═══ Data for this task ═══

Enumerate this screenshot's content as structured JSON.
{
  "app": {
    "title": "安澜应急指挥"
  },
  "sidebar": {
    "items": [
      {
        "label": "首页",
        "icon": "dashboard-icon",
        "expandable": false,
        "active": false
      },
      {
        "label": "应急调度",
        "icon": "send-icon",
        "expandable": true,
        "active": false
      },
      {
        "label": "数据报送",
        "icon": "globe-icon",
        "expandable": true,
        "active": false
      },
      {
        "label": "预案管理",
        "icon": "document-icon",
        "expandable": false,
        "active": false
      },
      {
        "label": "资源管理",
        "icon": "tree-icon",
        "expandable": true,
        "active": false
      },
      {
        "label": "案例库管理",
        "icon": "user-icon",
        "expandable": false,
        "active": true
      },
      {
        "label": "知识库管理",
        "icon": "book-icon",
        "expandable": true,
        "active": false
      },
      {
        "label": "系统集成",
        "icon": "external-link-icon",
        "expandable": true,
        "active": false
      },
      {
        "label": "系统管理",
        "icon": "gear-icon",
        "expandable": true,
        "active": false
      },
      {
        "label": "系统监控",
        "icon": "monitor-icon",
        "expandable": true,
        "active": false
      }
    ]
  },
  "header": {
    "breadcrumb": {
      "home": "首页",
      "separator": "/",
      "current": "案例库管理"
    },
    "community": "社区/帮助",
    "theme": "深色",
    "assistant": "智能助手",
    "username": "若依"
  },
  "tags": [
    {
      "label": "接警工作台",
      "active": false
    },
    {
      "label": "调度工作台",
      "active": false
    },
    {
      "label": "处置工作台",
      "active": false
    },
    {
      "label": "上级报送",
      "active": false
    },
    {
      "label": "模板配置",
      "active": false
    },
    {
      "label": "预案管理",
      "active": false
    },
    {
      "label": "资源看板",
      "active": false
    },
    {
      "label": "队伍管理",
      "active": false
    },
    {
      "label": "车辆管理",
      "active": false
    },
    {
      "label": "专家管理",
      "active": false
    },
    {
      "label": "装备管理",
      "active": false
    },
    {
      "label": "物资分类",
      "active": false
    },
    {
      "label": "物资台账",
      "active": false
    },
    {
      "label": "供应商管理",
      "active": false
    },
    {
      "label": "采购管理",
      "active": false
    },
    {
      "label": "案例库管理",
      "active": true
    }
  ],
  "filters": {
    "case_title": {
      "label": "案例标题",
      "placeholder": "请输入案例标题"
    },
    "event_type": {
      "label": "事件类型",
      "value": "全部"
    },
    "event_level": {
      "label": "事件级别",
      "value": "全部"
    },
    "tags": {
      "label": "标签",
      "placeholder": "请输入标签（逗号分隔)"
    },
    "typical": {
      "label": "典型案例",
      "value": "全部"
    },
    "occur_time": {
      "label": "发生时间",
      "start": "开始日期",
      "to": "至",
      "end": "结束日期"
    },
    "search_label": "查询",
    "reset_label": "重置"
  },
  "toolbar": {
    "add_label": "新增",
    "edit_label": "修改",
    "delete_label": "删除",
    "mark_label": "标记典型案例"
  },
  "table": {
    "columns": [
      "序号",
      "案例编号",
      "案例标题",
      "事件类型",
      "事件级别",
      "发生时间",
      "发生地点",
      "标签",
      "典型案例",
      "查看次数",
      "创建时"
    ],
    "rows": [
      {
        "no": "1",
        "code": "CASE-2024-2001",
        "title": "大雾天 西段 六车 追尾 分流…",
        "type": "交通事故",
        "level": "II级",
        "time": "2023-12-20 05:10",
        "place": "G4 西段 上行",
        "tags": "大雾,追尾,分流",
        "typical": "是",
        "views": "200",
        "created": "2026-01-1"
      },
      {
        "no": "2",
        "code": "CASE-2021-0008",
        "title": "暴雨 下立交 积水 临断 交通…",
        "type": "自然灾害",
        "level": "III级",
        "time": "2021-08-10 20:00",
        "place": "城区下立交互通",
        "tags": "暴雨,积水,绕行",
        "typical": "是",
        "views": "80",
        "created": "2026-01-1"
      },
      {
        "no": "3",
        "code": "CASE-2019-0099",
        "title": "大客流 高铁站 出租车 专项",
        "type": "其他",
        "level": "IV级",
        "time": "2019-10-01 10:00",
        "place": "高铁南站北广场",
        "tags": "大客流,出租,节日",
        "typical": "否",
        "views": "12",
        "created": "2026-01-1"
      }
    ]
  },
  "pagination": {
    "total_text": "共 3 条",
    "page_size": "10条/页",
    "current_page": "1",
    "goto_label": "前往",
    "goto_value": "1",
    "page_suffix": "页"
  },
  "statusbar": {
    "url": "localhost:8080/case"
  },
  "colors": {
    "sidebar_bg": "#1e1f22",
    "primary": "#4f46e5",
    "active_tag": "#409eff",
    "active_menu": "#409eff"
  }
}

═══
═══ Data for this task ═══

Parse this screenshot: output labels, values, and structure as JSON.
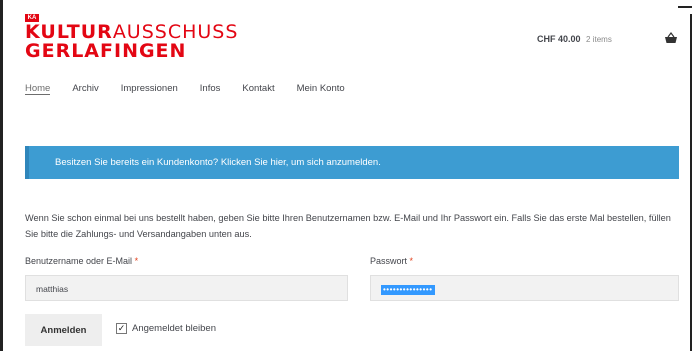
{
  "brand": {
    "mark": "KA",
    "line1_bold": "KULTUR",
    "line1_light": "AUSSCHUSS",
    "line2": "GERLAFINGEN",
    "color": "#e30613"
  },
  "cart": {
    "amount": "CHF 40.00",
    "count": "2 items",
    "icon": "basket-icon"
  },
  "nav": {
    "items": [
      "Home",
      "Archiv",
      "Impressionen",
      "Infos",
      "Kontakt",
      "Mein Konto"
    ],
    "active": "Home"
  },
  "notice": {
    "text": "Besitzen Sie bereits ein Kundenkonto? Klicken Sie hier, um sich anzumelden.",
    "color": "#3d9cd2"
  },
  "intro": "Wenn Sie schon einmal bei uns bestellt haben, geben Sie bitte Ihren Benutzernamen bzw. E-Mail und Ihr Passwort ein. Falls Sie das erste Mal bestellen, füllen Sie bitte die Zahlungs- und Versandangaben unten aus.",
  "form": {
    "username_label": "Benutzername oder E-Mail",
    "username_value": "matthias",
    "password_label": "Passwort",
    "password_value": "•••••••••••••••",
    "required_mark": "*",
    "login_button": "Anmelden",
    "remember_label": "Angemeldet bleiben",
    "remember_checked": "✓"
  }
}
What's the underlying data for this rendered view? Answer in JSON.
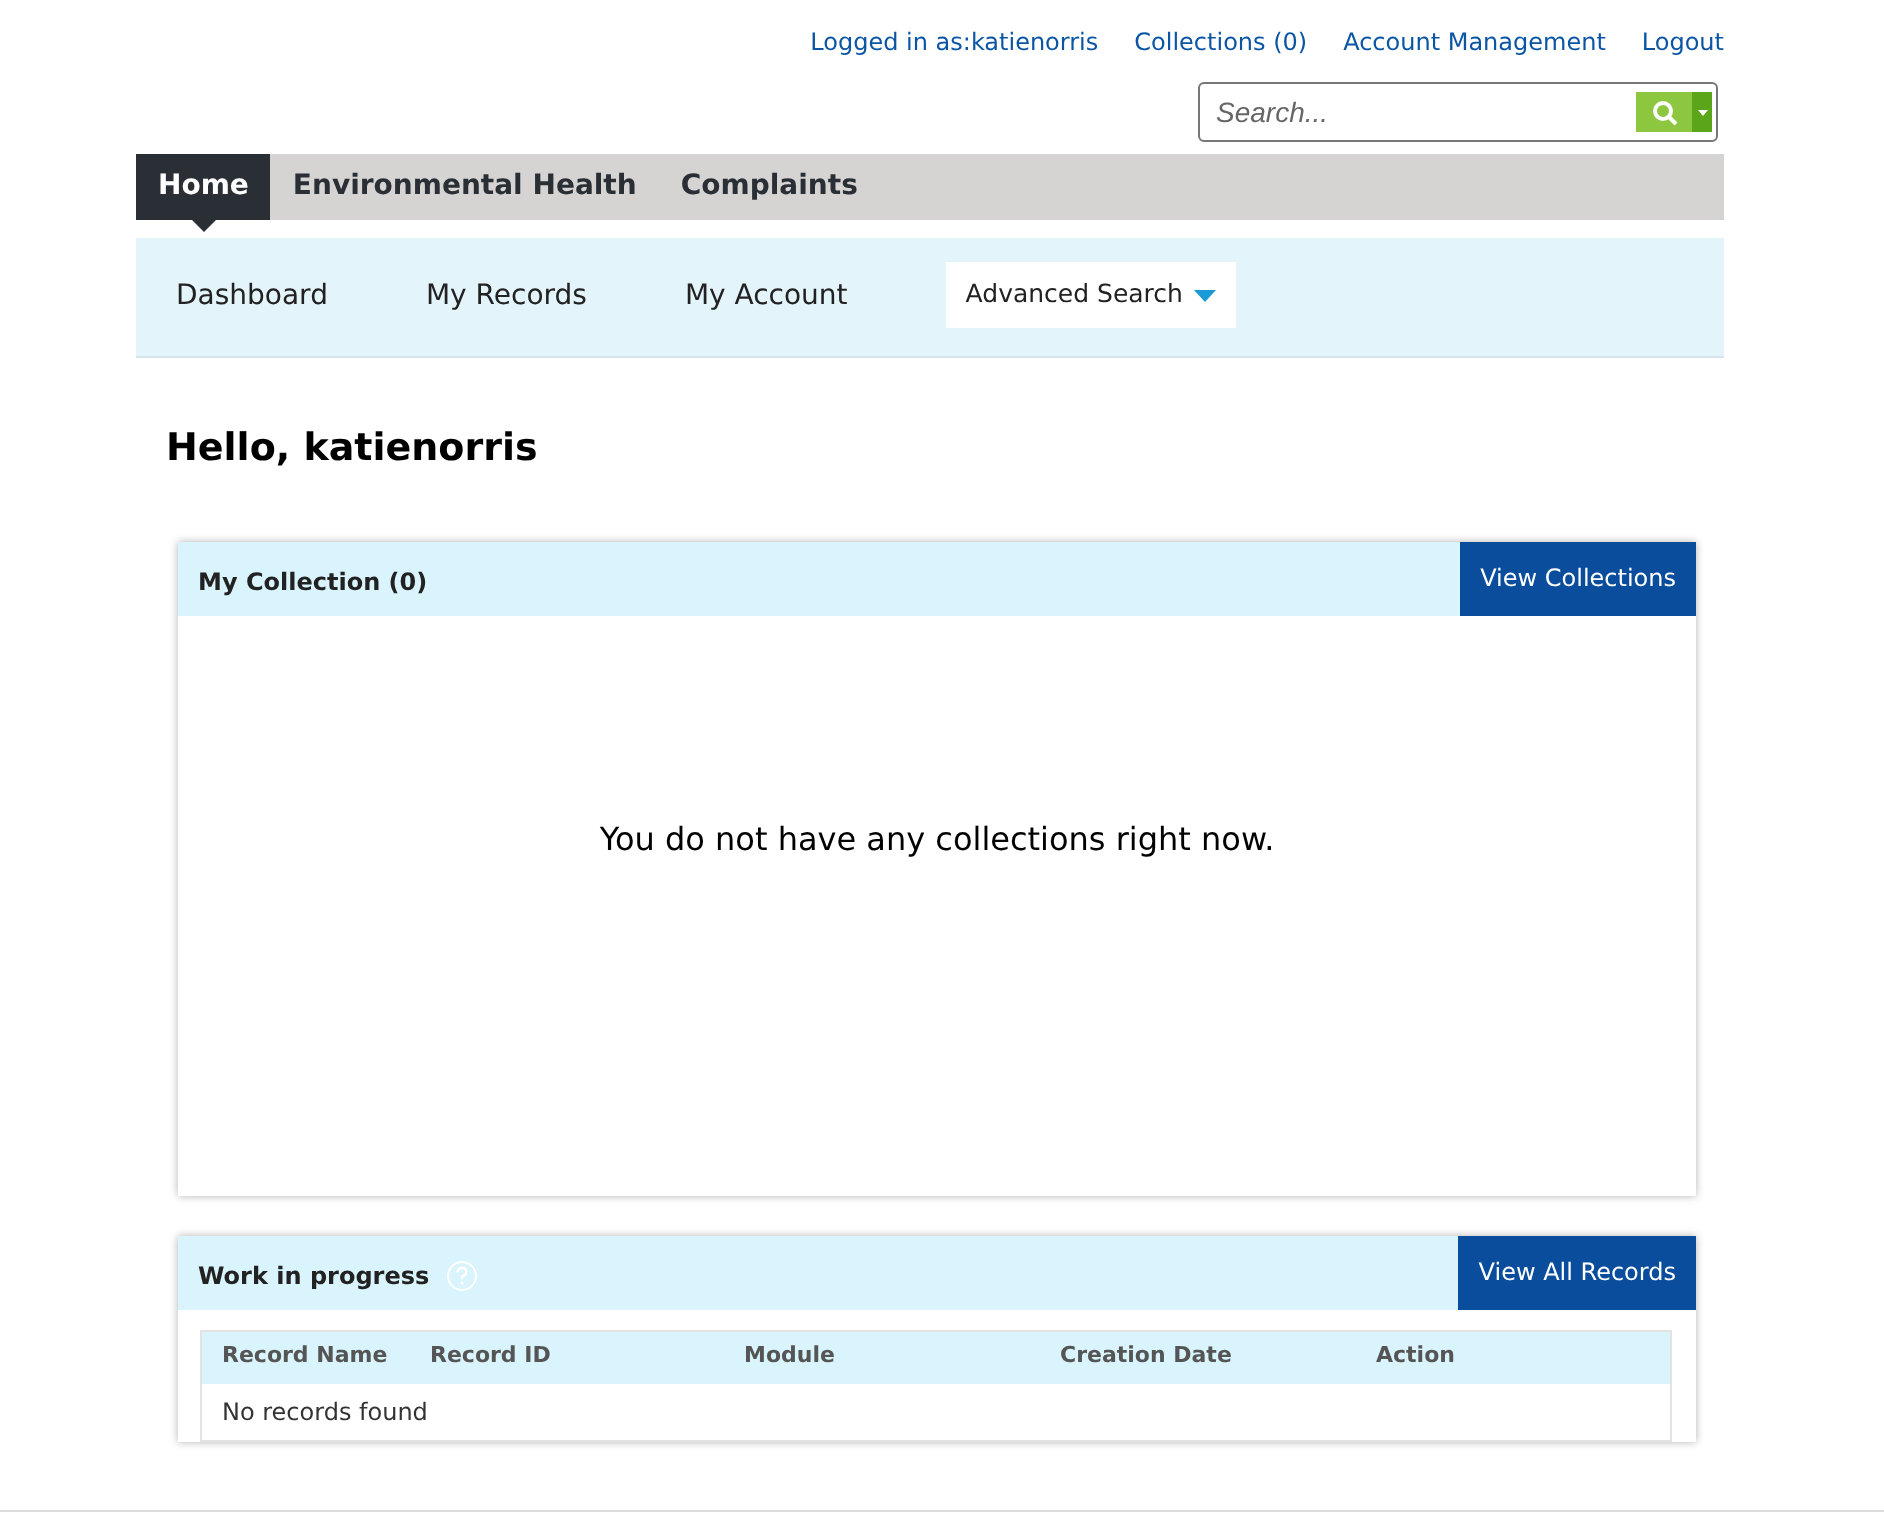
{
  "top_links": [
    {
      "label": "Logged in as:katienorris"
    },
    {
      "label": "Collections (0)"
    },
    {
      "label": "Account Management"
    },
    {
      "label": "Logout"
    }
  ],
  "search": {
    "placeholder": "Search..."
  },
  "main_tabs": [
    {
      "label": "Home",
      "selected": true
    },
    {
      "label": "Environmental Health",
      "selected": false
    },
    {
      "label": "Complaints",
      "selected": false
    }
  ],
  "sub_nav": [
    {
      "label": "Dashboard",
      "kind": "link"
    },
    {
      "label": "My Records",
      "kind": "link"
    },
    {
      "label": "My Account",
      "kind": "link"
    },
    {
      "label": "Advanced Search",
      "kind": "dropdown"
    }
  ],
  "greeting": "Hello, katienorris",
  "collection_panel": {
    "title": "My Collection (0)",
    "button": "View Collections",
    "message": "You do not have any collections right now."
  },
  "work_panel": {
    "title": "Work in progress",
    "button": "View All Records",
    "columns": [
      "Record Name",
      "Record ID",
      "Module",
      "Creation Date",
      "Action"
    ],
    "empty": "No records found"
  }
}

═══

- [Required work]
Return each line of the listing that holds the string "typical".

- [Result of this exercise]
    "typical": {
        "typical": "是",
        "typical": "是",
        "typical": "否",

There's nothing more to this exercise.